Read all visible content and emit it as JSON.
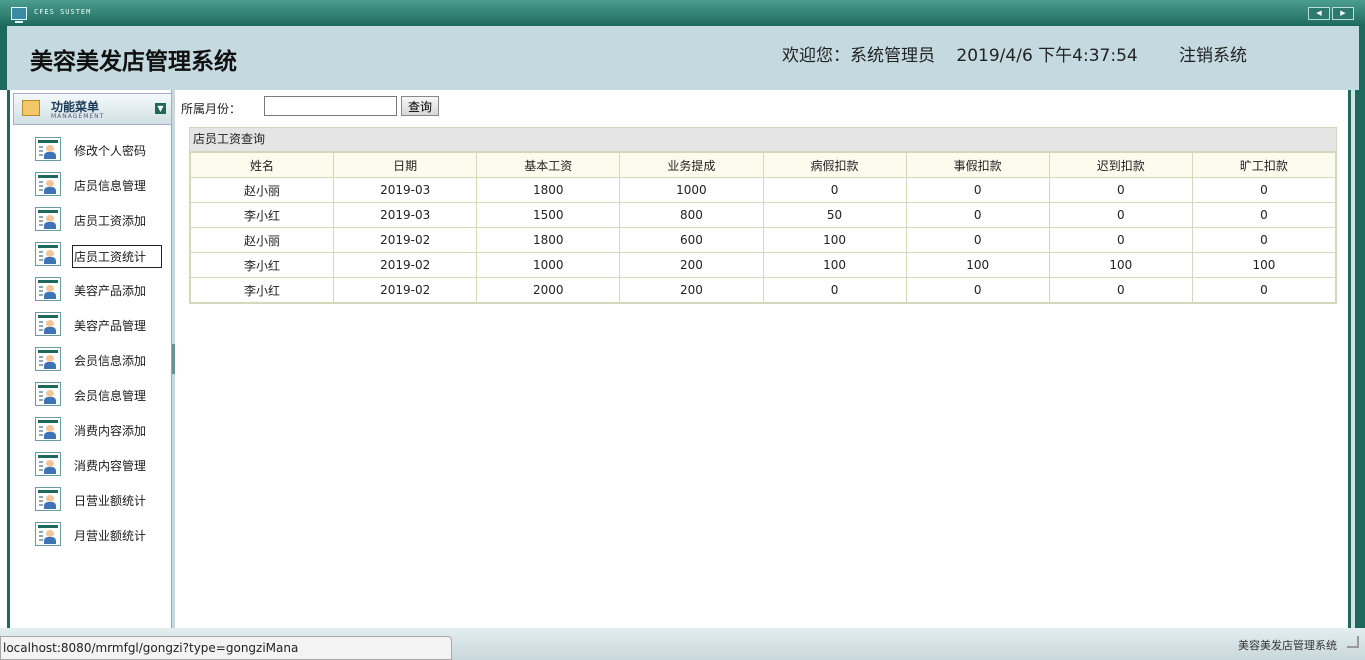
{
  "window": {
    "system_label": "CFES SUSTEM"
  },
  "header": {
    "app_title": "美容美发店管理系统",
    "welcome": "欢迎您：系统管理员",
    "datetime": "2019/4/6 下午4:37:54",
    "logout": "注销系统"
  },
  "sidebar": {
    "title": "功能菜单",
    "subtitle": "MANAGEMENT",
    "items": [
      {
        "label": "修改个人密码"
      },
      {
        "label": "店员信息管理"
      },
      {
        "label": "店员工资添加"
      },
      {
        "label": "店员工资统计"
      },
      {
        "label": "美容产品添加"
      },
      {
        "label": "美容产品管理"
      },
      {
        "label": "会员信息添加"
      },
      {
        "label": "会员信息管理"
      },
      {
        "label": "消费内容添加"
      },
      {
        "label": "消费内容管理"
      },
      {
        "label": "日营业额统计"
      },
      {
        "label": "月营业额统计"
      }
    ]
  },
  "search": {
    "label": "所属月份：",
    "value": "",
    "button": "查询"
  },
  "panel": {
    "title": "店员工资查询"
  },
  "table": {
    "headers": [
      "姓名",
      "日期",
      "基本工资",
      "业务提成",
      "病假扣款",
      "事假扣款",
      "迟到扣款",
      "旷工扣款"
    ],
    "rows": [
      [
        "赵小丽",
        "2019-03",
        "1800",
        "1000",
        "0",
        "0",
        "0",
        "0"
      ],
      [
        "李小红",
        "2019-03",
        "1500",
        "800",
        "50",
        "0",
        "0",
        "0"
      ],
      [
        "赵小丽",
        "2019-02",
        "1800",
        "600",
        "100",
        "0",
        "0",
        "0"
      ],
      [
        "李小红",
        "2019-02",
        "1000",
        "200",
        "100",
        "100",
        "100",
        "100"
      ],
      [
        "李小红",
        "2019-02",
        "2000",
        "200",
        "0",
        "0",
        "0",
        "0"
      ]
    ]
  },
  "statusbar": {
    "url": "localhost:8080/mrmfgl/gongzi?type=gongziMana"
  },
  "footer": {
    "title": "美容美发店管理系统"
  },
  "colors": {
    "frame": "#1d6a5c",
    "header_bg": "#c4dae0",
    "table_border": "#d6d6b9"
  }
}
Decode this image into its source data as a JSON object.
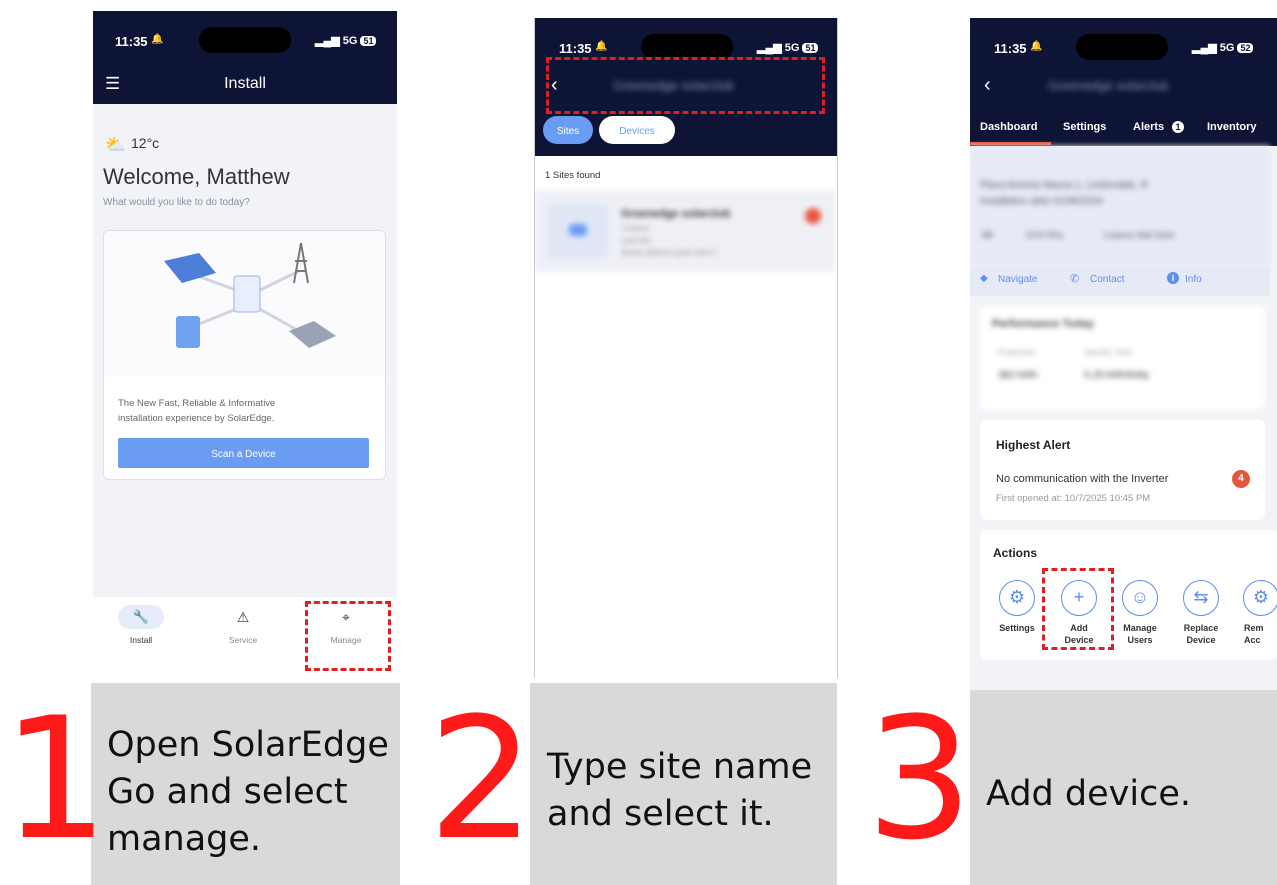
{
  "steps": [
    {
      "number": "1",
      "caption": "Open SolarEdge Go and select manage.",
      "caption_lines": [
        "Open SolarEdge",
        "Go and select",
        "manage."
      ],
      "screen": {
        "status": {
          "time": "11:35",
          "network": "5G",
          "battery": "51"
        },
        "header_title": "Install",
        "weather": "12°c",
        "welcome": "Welcome, Matthew",
        "subtitle": "What would you like to do today?",
        "card_text_line1": "The New Fast, Reliable & Informative",
        "card_text_line2": "installation experience by SolarEdge.",
        "scan_button": "Scan a Device",
        "bottom_nav": [
          {
            "label": "Install",
            "icon": "wrench-icon"
          },
          {
            "label": "Service",
            "icon": "warning-icon"
          },
          {
            "label": "Manage",
            "icon": "location-pin-icon"
          }
        ]
      }
    },
    {
      "number": "2",
      "caption": "Type site name and select it.",
      "caption_lines": [
        "Type site name",
        "and select it."
      ],
      "screen": {
        "status": {
          "time": "11:35",
          "network": "5G",
          "battery": "51"
        },
        "search_text": "Greenedge solarclub",
        "toggle": [
          "Sites",
          "Devices"
        ],
        "sites_found": "1 Sites found",
        "result_title": "Greenedge solarclub",
        "result_lines": [
          "1 Active",
          "Last site",
          "Street address goes here 1"
        ]
      }
    },
    {
      "number": "3",
      "caption": "Add device.",
      "caption_lines": [
        "Add device."
      ],
      "screen": {
        "status": {
          "time": "11:35",
          "network": "5G",
          "battery": "52"
        },
        "header_title": "Greenedge solarclub",
        "tabs": [
          "Dashboard",
          "Settings",
          "Alerts",
          "Inventory"
        ],
        "alerts_badge": "1",
        "site_address_line1": "Placa Antonio Maura 1, Lindendale, R",
        "site_address_line2": "Installation date 01/08/2024",
        "site_meta": [
          "8B",
          "CHV-Res",
          "Lisansz Mal Saint"
        ],
        "links": [
          "Navigate",
          "Contact",
          "Info"
        ],
        "performance_title": "Performance Today",
        "performance_labels": [
          "Production",
          "Specific Yield"
        ],
        "performance_values": [
          "382 kWh",
          "5.29 kWh/kWp"
        ],
        "highest_alert_title": "Highest Alert",
        "alert_text": "No communication with the Inverter",
        "alert_count": "4",
        "alert_opened": "First opened at: 10/7/2025 10:45 PM",
        "actions_title": "Actions",
        "actions": [
          {
            "label_1": "Settings",
            "label_2": "",
            "icon": "gear-icon"
          },
          {
            "label_1": "Add",
            "label_2": "Device",
            "icon": "plus-icon"
          },
          {
            "label_1": "Manage",
            "label_2": "Users",
            "icon": "users-icon"
          },
          {
            "label_1": "Replace",
            "label_2": "Device",
            "icon": "replace-icon"
          },
          {
            "label_1": "Rem",
            "label_2": "Acc",
            "icon": "gear-icon"
          }
        ]
      }
    }
  ],
  "colors": {
    "navy": "#0e1436",
    "accent": "#5d8ef0",
    "highlight": "#e02020",
    "step_number": "#ff1a1a"
  }
}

::::::

● **WHAT IS BEING ASKED**
The records above are to be reproduced exactly; the pictures are to be left out.

● **RESULT OF THE EXERCISE**
Read all visible content and emit it as JSON.
{
  "window": {
    "system_label": "CFES SUSTEM"
  },
  "header": {
    "app_title": "美容美发店管理系统",
    "welcome": "欢迎您：系统管理员",
    "datetime": "2019/4/6 下午4:37:54",
    "logout": "注销系统"
  },
  "sidebar": {
    "title": "功能菜单",
    "subtitle": "MANAGEMENT",
    "items": [
      {
        "label": "修改个人密码"
      },
      {
        "label": "店员信息管理"
      },
      {
        "label": "店员工资添加"
      },
      {
        "label": "店员工资统计"
      },
      {
        "label": "美容产品添加"
      },
      {
        "label": "美容产品管理"
      },
      {
        "label": "会员信息添加"
      },
      {
        "label": "会员信息管理"
      },
      {
        "label": "消费内容添加"
      },
      {
        "label": "消费内容管理"
      },
      {
        "label": "日营业额统计"
      },
      {
        "label": "月营业额统计"
      }
    ]
  },
  "search": {
    "label": "所属月份：",
    "value": "",
    "button": "查询"
  },
  "panel": {
    "title": "店员工资查询"
  },
  "table": {
    "headers": [
      "姓名",
      "日期",
      "基本工资",
      "业务提成",
      "病假扣款",
      "事假扣款",
      "迟到扣款",
      "旷工扣款"
    ],
    "rows": [
      [
        "赵小丽",
        "2019-03",
        "1800",
        "1000",
        "0",
        "0",
        "0",
        "0"
      ],
      [
        "李小红",
        "2019-03",
        "1500",
        "800",
        "50",
        "0",
        "0",
        "0"
      ],
      [
        "赵小丽",
        "2019-02",
        "1800",
        "600",
        "100",
        "0",
        "0",
        "0"
      ],
      [
        "李小红",
        "2019-02",
        "1000",
        "200",
        "100",
        "100",
        "100",
        "100"
      ],
      [
        "李小红",
        "2019-02",
        "2000",
        "200",
        "0",
        "0",
        "0",
        "0"
      ]
    ]
  },
  "statusbar": {
    "url": "localhost:8080/mrmfgl/gongzi?type=gongziMana"
  },
  "footer": {
    "title": "美容美发店管理系统"
  },
  "colors": {
    "frame": "#1d6a5c",
    "header_bg": "#c4dae0",
    "table_border": "#d6d6b9"
  }
}
Decode this image into its source data as a JSON object.
{
  "steps": [
    {
      "number": "1",
      "caption": "Open SolarEdge Go and select manage.",
      "caption_lines": [
        "Open SolarEdge",
        "Go and select",
        "manage."
      ],
      "screen": {
        "status": {
          "time": "11:35",
          "network": "5G",
          "battery": "51"
        },
        "header_title": "Install",
        "weather": "12°c",
        "welcome": "Welcome, Matthew",
        "subtitle": "What would you like to do today?",
        "card_text_line1": "The New Fast, Reliable & Informative",
        "card_text_line2": "installation experience by SolarEdge.",
        "scan_button": "Scan a Device",
        "bottom_nav": [
          {
            "label": "Install",
            "icon": "wrench-icon"
          },
          {
            "label": "Service",
            "icon": "warning-icon"
          },
          {
            "label": "Manage",
            "icon": "location-pin-icon"
          }
        ]
      }
    },
    {
      "number": "2",
      "caption": "Type site name and select it.",
      "caption_lines": [
        "Type site name",
        "and select it."
      ],
      "screen": {
        "status": {
          "time": "11:35",
          "network": "5G",
          "battery": "51"
        },
        "search_text": "Greenedge solarclub",
        "toggle": [
          "Sites",
          "Devices"
        ],
        "sites_found": "1 Sites found",
        "result_title": "Greenedge solarclub",
        "result_lines": [
          "1 Active",
          "Last site",
          "Street address goes here 1"
        ]
      }
    },
    {
      "number": "3",
      "caption": "Add device.",
      "caption_lines": [
        "Add device."
      ],
      "screen": {
        "status": {
          "time": "11:35",
          "network": "5G",
          "battery": "52"
        },
        "header_title": "Greenedge solarclub",
        "tabs": [
          "Dashboard",
          "Settings",
          "Alerts",
          "Inventory"
        ],
        "alerts_badge": "1",
        "site_address_line1": "Placa Antonio Maura 1, Lindendale, R",
        "site_address_line2": "Installation date 01/08/2024",
        "site_meta": [
          "8B",
          "CHV-Res",
          "Lisansz Mal Saint"
        ],
        "links": [
          "Navigate",
          "Contact",
          "Info"
        ],
        "performance_title": "Performance Today",
        "performance_labels": [
          "Production",
          "Specific Yield"
        ],
        "performance_values": [
          "382 kWh",
          "5.29 kWh/kWp"
        ],
        "highest_alert_title": "Highest Alert",
        "alert_text": "No communication with the Inverter",
        "alert_count": "4",
        "alert_opened": "First opened at: 10/7/2025 10:45 PM",
        "actions_title": "Actions",
        "actions": [
          {
            "label_1": "Settings",
            "label_2": "",
            "icon": "gear-icon"
          },
          {
            "label_1": "Add",
            "label_2": "Device",
            "icon": "plus-icon"
          },
          {
            "label_1": "Manage",
            "label_2": "Users",
            "icon": "users-icon"
          },
          {
            "label_1": "Replace",
            "label_2": "Device",
            "icon": "replace-icon"
          },
          {
            "label_1": "Rem",
            "label_2": "Acc",
            "icon": "gear-icon"
          }
        ]
      }
    }
  ],
  "colors": {
    "navy": "#0e1436",
    "accent": "#5d8ef0",
    "highlight": "#e02020",
    "step_number": "#ff1a1a"
  }
}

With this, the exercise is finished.